#### [WHAT YOU HAVE TO DO]
Rewrite the lines of the listing from the one containing "window-close-icon[interactable]: ✕: [1258, 6, 1268, 20]" through the one containing "taskbar-search[interactable]: ⌕ Rechercher: [420, 692, 566, 716]", swapping "interactable" for "clickable" and changing nothing else. Return only those lines.

#### [DATA RECORDS]

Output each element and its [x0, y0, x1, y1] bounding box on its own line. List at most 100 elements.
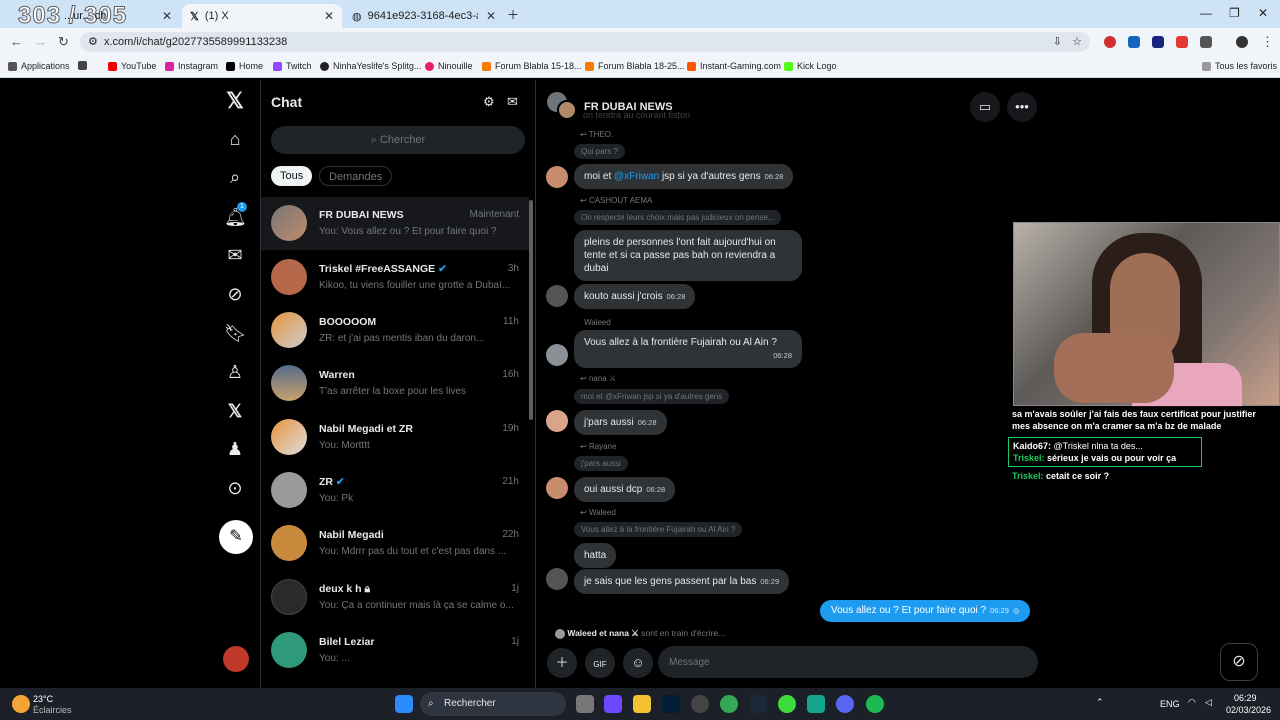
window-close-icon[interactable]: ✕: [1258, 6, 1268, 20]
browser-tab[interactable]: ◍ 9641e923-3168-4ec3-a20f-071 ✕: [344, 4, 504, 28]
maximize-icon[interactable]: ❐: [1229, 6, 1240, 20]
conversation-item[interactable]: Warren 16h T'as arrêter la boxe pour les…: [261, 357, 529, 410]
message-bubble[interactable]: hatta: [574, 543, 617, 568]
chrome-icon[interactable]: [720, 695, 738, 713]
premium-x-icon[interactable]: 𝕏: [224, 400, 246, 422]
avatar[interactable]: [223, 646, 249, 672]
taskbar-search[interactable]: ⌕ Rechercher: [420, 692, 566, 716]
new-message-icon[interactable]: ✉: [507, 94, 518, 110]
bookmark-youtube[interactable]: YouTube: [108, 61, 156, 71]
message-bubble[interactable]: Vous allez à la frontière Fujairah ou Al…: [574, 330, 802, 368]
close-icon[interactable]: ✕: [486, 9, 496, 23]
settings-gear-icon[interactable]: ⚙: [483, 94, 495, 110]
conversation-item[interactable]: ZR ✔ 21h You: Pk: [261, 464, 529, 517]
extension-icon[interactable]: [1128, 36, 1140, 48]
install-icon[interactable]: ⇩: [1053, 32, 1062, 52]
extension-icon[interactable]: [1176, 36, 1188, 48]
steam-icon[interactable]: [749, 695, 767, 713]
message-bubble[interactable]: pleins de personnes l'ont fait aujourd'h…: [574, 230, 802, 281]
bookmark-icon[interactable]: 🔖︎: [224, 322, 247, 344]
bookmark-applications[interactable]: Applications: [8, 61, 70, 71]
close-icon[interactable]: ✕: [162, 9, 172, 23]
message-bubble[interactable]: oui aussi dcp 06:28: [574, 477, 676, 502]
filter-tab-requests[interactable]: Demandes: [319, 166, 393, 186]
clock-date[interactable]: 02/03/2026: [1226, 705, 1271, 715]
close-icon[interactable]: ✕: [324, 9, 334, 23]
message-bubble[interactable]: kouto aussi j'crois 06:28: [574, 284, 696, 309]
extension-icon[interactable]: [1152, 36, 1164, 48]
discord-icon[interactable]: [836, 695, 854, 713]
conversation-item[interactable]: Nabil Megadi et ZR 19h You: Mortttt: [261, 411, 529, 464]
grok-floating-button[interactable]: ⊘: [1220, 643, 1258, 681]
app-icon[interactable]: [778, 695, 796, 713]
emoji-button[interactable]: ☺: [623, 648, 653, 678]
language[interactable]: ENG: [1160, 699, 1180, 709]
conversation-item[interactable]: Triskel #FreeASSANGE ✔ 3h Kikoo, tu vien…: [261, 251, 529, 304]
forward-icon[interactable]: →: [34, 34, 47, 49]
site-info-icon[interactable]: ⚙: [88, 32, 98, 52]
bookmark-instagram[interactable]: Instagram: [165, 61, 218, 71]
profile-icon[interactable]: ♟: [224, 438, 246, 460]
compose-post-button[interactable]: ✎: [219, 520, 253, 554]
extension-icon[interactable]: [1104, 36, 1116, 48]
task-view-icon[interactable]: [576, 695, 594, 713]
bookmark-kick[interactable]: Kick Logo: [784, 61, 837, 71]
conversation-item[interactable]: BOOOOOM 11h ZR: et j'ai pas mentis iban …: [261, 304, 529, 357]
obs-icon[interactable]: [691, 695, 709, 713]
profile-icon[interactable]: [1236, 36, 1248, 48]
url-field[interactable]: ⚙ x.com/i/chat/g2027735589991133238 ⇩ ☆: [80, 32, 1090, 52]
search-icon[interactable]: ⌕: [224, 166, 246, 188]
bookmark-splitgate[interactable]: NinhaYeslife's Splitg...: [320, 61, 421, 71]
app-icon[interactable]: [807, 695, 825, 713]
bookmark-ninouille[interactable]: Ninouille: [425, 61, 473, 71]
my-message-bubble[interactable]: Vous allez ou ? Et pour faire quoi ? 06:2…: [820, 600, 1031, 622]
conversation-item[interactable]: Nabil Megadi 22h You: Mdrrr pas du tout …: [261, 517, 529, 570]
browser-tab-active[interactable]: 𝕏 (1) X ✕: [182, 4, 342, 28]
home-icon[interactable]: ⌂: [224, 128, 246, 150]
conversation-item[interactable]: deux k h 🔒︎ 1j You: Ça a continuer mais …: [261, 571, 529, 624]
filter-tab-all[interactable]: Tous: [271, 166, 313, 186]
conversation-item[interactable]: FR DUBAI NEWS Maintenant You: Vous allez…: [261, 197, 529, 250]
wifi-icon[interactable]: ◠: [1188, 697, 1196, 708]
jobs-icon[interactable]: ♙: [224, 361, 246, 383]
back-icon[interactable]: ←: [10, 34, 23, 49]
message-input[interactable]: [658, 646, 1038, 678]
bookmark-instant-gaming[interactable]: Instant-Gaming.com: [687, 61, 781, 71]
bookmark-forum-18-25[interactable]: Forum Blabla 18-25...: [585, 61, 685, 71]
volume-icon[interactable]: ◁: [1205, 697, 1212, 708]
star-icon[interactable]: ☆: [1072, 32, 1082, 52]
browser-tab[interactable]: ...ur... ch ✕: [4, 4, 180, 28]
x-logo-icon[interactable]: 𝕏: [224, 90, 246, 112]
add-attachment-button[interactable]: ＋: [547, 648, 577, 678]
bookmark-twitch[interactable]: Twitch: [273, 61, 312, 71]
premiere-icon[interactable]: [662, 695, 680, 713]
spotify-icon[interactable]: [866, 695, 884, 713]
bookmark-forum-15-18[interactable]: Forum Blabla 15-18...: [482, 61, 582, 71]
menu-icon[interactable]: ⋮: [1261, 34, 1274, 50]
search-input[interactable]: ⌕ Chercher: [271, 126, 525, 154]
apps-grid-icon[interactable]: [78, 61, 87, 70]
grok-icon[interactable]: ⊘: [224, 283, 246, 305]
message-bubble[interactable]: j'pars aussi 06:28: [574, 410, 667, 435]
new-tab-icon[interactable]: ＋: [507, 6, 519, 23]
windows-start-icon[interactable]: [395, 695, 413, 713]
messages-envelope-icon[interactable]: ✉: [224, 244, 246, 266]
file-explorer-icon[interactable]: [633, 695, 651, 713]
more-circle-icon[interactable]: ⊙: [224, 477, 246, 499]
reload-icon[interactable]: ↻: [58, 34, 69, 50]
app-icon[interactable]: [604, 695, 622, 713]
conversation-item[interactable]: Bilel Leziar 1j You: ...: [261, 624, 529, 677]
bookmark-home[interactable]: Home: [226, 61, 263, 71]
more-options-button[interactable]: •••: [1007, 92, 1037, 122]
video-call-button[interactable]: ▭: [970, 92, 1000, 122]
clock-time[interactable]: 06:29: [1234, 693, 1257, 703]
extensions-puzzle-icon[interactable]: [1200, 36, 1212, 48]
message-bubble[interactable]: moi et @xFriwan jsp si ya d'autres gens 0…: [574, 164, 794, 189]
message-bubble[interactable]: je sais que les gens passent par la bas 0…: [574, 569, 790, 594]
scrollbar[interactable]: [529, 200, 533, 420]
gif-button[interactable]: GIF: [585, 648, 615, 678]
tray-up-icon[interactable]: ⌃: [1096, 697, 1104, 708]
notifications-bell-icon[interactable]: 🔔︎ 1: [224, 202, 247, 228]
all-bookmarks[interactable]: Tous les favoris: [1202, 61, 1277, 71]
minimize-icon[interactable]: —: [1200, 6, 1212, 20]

#### [CORRECT RESULT]
window-close-icon[clickable]: ✕: [1258, 6, 1268, 20]
browser-tab[clickable]: ◍ 9641e923-3168-4ec3-a20f-071 ✕: [344, 4, 504, 28]
maximize-icon[clickable]: ❐: [1229, 6, 1240, 20]
conversation-item[clickable]: Warren 16h T'as arrêter la boxe pour les…: [261, 357, 529, 410]
message-bubble[clickable]: hatta: [574, 543, 617, 568]
chrome-icon[clickable]: [720, 695, 738, 713]
premium-x-icon[clickable]: 𝕏: [224, 400, 246, 422]
avatar[clickable]: [223, 646, 249, 672]
taskbar-search[clickable]: ⌕ Rechercher: [420, 692, 566, 716]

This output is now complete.